### CHALLENGE
Omit all images, then repeat exactly the lines below from the one containing "Output a JSON" through the one containing "Convert this screenshot", both ends included.
====== INPUT DATA ======
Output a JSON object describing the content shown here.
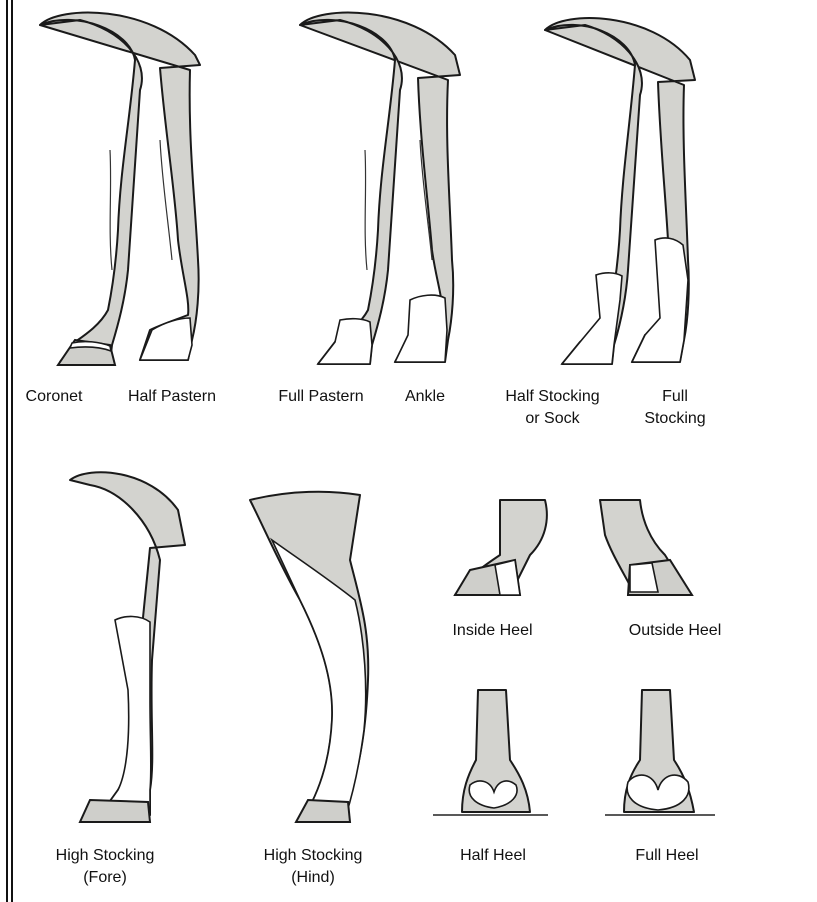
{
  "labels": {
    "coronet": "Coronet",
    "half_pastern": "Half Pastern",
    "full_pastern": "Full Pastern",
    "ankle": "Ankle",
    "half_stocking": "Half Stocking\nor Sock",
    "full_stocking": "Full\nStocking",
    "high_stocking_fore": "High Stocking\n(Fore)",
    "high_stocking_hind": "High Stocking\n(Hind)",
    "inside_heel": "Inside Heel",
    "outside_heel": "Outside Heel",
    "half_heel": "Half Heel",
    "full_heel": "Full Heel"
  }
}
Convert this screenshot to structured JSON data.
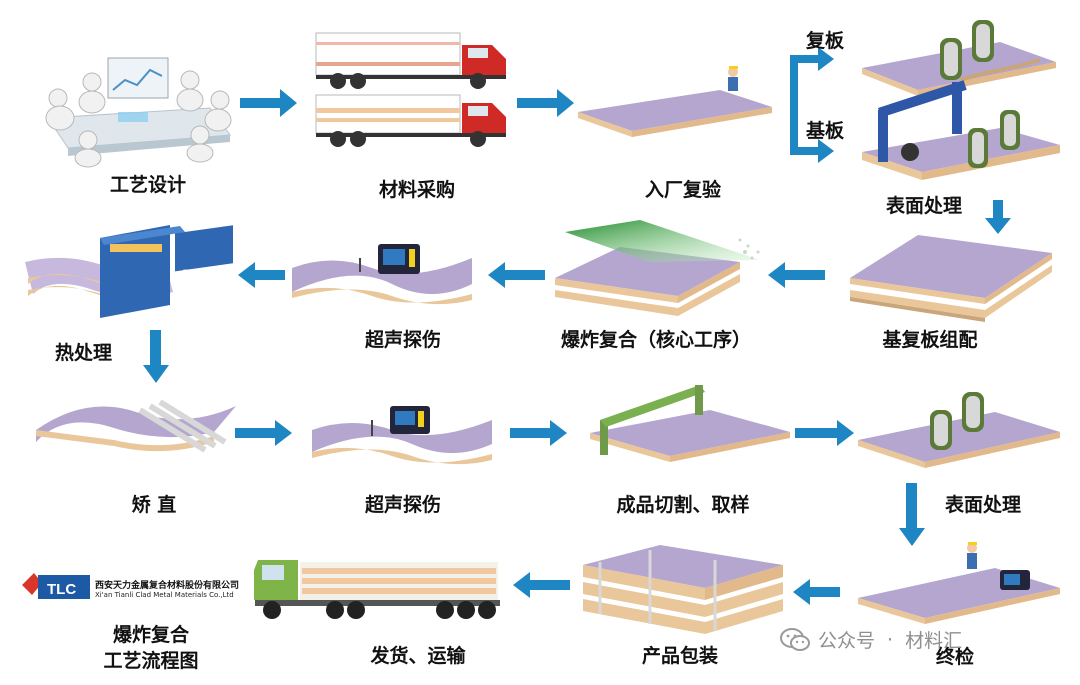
======
====== INPUT DATA ======
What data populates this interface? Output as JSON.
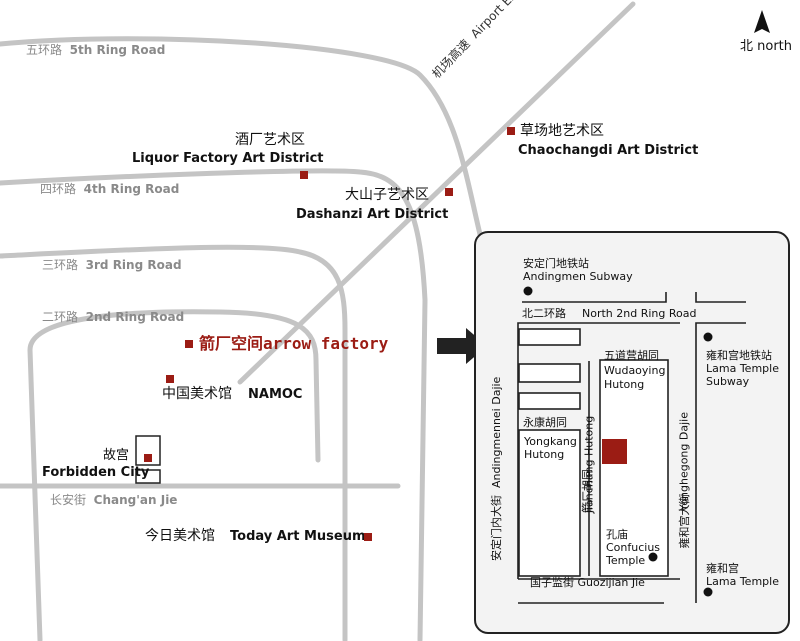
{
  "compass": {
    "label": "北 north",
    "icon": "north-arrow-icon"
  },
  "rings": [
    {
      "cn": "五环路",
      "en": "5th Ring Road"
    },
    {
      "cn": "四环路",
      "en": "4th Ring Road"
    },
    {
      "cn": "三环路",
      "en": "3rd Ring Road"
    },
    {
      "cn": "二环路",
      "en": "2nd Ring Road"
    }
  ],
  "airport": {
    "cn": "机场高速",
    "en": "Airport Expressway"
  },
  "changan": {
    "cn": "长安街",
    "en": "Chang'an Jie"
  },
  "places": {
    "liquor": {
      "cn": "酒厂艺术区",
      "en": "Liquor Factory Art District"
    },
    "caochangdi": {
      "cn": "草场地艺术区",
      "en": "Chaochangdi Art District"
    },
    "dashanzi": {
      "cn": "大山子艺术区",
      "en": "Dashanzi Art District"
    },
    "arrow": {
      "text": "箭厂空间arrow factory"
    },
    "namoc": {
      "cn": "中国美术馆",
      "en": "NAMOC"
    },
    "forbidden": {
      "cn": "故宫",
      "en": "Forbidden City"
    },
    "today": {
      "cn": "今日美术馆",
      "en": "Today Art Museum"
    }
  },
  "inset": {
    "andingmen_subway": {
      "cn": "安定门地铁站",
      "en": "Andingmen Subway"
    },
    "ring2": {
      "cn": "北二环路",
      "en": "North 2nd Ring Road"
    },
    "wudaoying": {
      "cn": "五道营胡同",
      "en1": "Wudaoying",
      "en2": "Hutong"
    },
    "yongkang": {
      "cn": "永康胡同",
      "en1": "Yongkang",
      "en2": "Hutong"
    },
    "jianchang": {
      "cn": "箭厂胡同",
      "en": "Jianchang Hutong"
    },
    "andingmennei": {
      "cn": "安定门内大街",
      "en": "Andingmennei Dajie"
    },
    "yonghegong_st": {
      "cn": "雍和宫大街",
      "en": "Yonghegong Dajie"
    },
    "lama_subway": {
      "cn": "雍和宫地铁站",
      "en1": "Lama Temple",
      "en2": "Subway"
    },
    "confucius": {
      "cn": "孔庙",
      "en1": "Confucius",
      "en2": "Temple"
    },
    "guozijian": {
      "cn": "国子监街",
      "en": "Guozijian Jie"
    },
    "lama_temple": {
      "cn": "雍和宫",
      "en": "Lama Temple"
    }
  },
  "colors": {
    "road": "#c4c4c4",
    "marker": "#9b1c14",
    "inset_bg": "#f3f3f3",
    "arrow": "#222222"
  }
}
======
### TASK RESULT
Output a JSON object describing the content shown here.
{
  "labels": {
    "coronet": "Coronet",
    "half_pastern": "Half Pastern",
    "full_pastern": "Full Pastern",
    "ankle": "Ankle",
    "half_stocking": "Half Stocking\nor Sock",
    "full_stocking": "Full\nStocking",
    "high_stocking_fore": "High Stocking\n(Fore)",
    "high_stocking_hind": "High Stocking\n(Hind)",
    "inside_heel": "Inside Heel",
    "outside_heel": "Outside Heel",
    "half_heel": "Half Heel",
    "full_heel": "Full Heel"
  }
}
Convert this screenshot to structured JSON data.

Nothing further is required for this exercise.